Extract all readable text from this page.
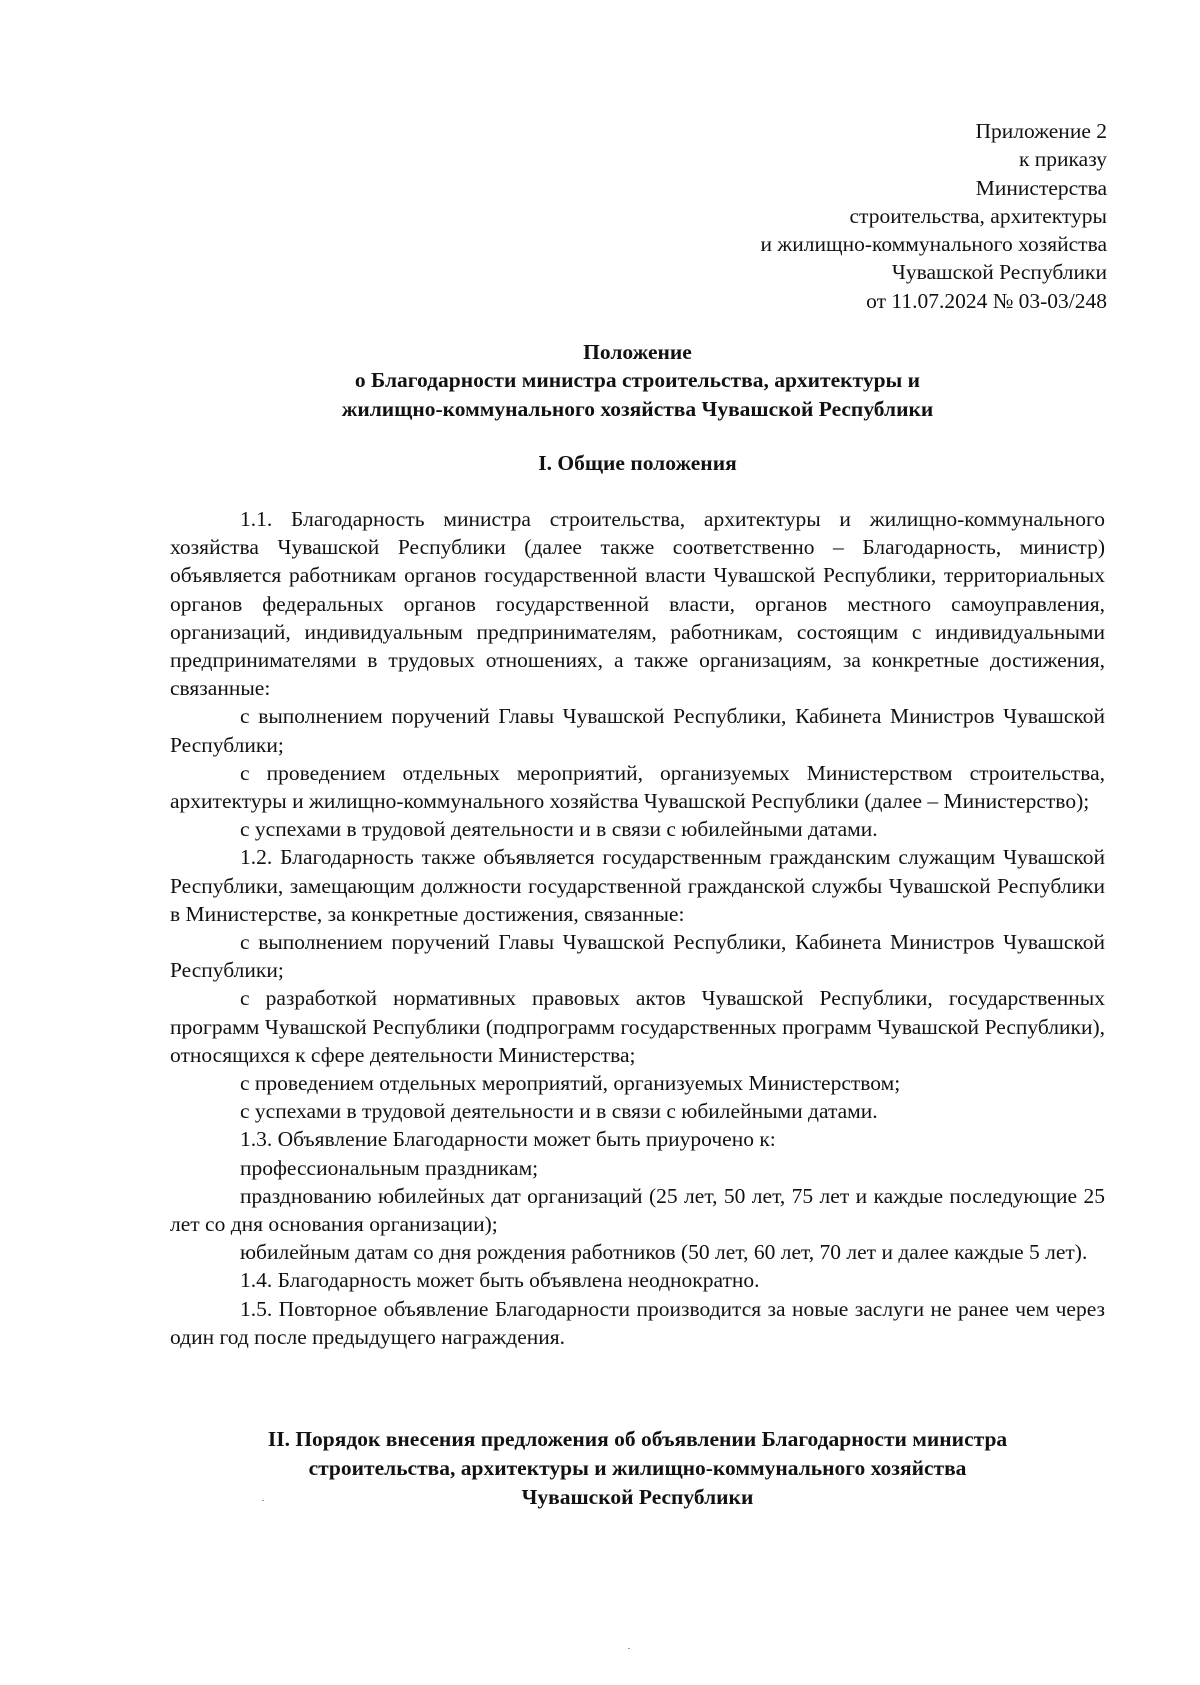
Приложение 2
к приказу
Министерства
строительства, архитектуры
и жилищно-коммунального хозяйства
Чувашской Республики
от 11.07.2024 № 03-03/248
Положение
о Благодарности министра строительства, архитектуры и
жилищно-коммунального хозяйства Чувашской Республики
I. Общие положения

1.1. Благодарность министра строительства, архитектуры и жилищно-коммунального хозяйства Чувашской Республики (далее также соответственно – Благодарность, министр) объявляется работникам органов государственной власти Чувашской Республики, территориальных органов федеральных органов государственной власти, органов местного самоуправления, организаций, индивидуальным предпринимателям, работникам, состоящим с индивидуальными предпринимателями в трудовых отношениях, а также организациям, за конкретные достижения, связанные:

с выполнением поручений Главы Чувашской Республики, Кабинета Министров Чувашской Республики;

с проведением отдельных мероприятий, организуемых Министерством строительства, архитектуры и жилищно-коммунального хозяйства Чувашской Республики (далее – Министерство);

с успехами в трудовой деятельности и в связи с юбилейными датами.

1.2. Благодарность также объявляется государственным гражданским служащим Чувашской Республики, замещающим должности государственной гражданской службы Чувашской Республики в Министерстве, за конкретные достижения, связанные:

с выполнением поручений Главы Чувашской Республики, Кабинета Министров Чувашской Республики;

с разработкой нормативных правовых актов Чувашской Республики, государственных программ Чувашской Республики (подпрограмм государственных программ Чувашской Республики), относящихся к сфере деятельности Министерства;

с проведением отдельных мероприятий, организуемых Министерством;

с успехами в трудовой деятельности и в связи с юбилейными датами.

1.3. Объявление Благодарности может быть приурочено к:

профессиональным праздникам;

празднованию юбилейных дат организаций (25 лет, 50 лет, 75 лет и каждые последующие 25 лет со дня основания организации);

юбилейным датам со дня рождения работников (50 лет, 60 лет, 70 лет и далее каждые 5 лет).

1.4. Благодарность может быть объявлена неоднократно.

1.5. Повторное объявление Благодарности производится за новые заслуги не ранее чем через один год после предыдущего награждения.

II. Порядок внесения предложения об объявлении Благодарности министра
строительства, архитектуры и жилищно-коммунального хозяйства
Чувашской Республики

Problem description => Pictures in the records above are left out; print everything else exactly as written.

Problem solution =>
Extract all readable text from this page.
Приложение 2
к приказу
Министерства
строительства, архитектуры
и жилищно-коммунального хозяйства
Чувашской Республики
от 11.07.2024 № 03-03/248
Положение
о Благодарности министра строительства, архитектуры и
жилищно-коммунального хозяйства Чувашской Республики
I. Общие положения

1.1. Благодарность министра строительства, архитектуры и жилищно-коммунального хозяйства Чувашской Республики (далее также соответственно – Благодарность, министр) объявляется работникам органов государственной власти Чувашской Республики, территориальных органов федеральных органов государственной власти, органов местного самоуправления, организаций, индивидуальным предпринимателям, работникам, состоящим с индивидуальными предпринимателями в трудовых отношениях, а также организациям, за конкретные достижения, связанные:

с выполнением поручений Главы Чувашской Республики, Кабинета Министров Чувашской Республики;

с проведением отдельных мероприятий, организуемых Министерством строительства, архитектуры и жилищно-коммунального хозяйства Чувашской Республики (далее – Министерство);

с успехами в трудовой деятельности и в связи с юбилейными датами.

1.2. Благодарность также объявляется государственным гражданским служащим Чувашской Республики, замещающим должности государственной гражданской службы Чувашской Республики в Министерстве, за конкретные достижения, связанные:

с выполнением поручений Главы Чувашской Республики, Кабинета Министров Чувашской Республики;

с разработкой нормативных правовых актов Чувашской Республики, государственных программ Чувашской Республики (подпрограмм государственных программ Чувашской Республики), относящихся к сфере деятельности Министерства;

с проведением отдельных мероприятий, организуемых Министерством;

с успехами в трудовой деятельности и в связи с юбилейными датами.

1.3. Объявление Благодарности может быть приурочено к:

профессиональным праздникам;

празднованию юбилейных дат организаций (25 лет, 50 лет, 75 лет и каждые последующие 25 лет со дня основания организации);

юбилейным датам со дня рождения работников (50 лет, 60 лет, 70 лет и далее каждые 5 лет).

1.4. Благодарность может быть объявлена неоднократно.

1.5. Повторное объявление Благодарности производится за новые заслуги не ранее чем через один год после предыдущего награждения.

II. Порядок внесения предложения об объявлении Благодарности министра
строительства, архитектуры и жилищно-коммунального хозяйства
Чувашской Республики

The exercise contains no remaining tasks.